-- Start Extracted data --

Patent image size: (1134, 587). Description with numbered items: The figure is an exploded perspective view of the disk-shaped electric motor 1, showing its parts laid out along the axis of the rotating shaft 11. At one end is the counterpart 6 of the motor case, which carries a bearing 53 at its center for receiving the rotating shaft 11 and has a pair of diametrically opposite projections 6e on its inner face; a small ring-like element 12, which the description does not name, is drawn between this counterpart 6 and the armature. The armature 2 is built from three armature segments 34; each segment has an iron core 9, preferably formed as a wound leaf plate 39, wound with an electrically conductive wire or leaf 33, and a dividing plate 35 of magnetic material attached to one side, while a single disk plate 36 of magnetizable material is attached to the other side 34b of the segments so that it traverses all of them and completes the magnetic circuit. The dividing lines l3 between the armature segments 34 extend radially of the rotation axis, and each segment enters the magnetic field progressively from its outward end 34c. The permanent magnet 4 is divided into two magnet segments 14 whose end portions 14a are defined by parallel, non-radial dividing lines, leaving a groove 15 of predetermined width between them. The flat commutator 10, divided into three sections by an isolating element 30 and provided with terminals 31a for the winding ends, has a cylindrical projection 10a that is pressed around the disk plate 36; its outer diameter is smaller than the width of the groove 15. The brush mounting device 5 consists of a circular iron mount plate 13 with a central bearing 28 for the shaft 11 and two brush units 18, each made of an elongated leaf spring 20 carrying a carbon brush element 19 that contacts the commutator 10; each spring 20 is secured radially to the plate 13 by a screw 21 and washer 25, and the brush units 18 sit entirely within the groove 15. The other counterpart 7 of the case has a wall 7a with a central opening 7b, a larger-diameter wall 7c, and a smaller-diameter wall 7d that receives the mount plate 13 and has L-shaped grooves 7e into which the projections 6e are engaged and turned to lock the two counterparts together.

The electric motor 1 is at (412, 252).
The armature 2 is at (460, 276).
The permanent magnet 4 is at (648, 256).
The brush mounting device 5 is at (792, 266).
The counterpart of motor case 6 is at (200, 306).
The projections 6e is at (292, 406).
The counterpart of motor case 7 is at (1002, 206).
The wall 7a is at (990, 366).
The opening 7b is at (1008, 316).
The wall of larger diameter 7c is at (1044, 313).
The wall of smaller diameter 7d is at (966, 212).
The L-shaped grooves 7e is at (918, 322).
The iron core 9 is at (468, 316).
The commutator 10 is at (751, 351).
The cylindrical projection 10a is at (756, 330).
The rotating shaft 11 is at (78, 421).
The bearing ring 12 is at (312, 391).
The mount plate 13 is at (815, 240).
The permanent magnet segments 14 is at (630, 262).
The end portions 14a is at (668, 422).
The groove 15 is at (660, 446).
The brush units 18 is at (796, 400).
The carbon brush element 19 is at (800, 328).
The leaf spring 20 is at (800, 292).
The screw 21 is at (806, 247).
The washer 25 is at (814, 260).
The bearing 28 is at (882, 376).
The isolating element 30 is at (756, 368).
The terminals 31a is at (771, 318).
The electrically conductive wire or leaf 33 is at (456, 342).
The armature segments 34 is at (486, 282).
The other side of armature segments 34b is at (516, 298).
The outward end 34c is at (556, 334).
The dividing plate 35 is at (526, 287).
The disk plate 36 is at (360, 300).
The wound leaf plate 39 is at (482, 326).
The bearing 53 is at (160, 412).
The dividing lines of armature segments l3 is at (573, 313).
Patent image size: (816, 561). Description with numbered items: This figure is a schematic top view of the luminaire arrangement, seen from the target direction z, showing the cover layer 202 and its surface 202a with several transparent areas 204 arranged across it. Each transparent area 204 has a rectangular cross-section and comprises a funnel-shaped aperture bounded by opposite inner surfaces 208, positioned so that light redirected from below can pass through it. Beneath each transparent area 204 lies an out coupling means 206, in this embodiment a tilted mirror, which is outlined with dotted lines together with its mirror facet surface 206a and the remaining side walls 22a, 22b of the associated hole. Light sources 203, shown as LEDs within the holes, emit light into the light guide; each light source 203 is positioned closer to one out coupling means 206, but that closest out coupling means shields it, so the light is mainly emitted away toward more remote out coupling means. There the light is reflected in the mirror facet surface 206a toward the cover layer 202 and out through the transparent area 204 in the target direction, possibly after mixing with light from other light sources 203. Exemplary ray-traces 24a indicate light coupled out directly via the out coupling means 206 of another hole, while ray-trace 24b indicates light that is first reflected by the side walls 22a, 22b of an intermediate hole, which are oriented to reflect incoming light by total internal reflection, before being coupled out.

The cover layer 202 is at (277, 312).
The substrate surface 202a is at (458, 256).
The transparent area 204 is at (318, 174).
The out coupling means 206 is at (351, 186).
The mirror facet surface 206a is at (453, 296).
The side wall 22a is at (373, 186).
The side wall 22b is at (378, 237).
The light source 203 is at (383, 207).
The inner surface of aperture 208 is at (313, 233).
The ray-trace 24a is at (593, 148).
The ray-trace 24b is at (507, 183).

-- End Extracted data --

# [Direction]
Echo back the lines from the one containing "Patent image size: (816, 561)." through the one containing "The substrate surface 202a is at (458, 256).", including both of those lines.

# [Solution to this problem]
Patent image size: (816, 561). Description with numbered items: This figure is a schematic top view of the luminaire arrangement, seen from the target direction z, showing the cover layer 202 and its surface 202a with several transparent areas 204 arranged across it. Each transparent area 204 has a rectangular cross-section and comprises a funnel-shaped aperture bounded by opposite inner surfaces 208, positioned so that light redirected from below can pass through it. Beneath each transparent area 204 lies an out coupling means 206, in this embodiment a tilted mirror, which is outlined with dotted lines together with its mirror facet surface 206a and the remaining side walls 22a, 22b of the associated hole. Light sources 203, shown as LEDs within the holes, emit light into the light guide; each light source 203 is positioned closer to one out coupling means 206, but that closest out coupling means shields it, so the light is mainly emitted away toward more remote out coupling means. There the light is reflected in the mirror facet surface 206a toward the cover layer 202 and out through the transparent area 204 in the target direction, possibly after mixing with light from other light sources 203. Exemplary ray-traces 24a indicate light coupled out directly via the out coupling means 206 of another hole, while ray-trace 24b indicates light that is first reflected by the side walls 22a, 22b of an intermediate hole, which are oriented to reflect incoming light by total internal reflection, before being coupled out.

The cover layer 202 is at (277, 312).
The substrate surface 202a is at (458, 256).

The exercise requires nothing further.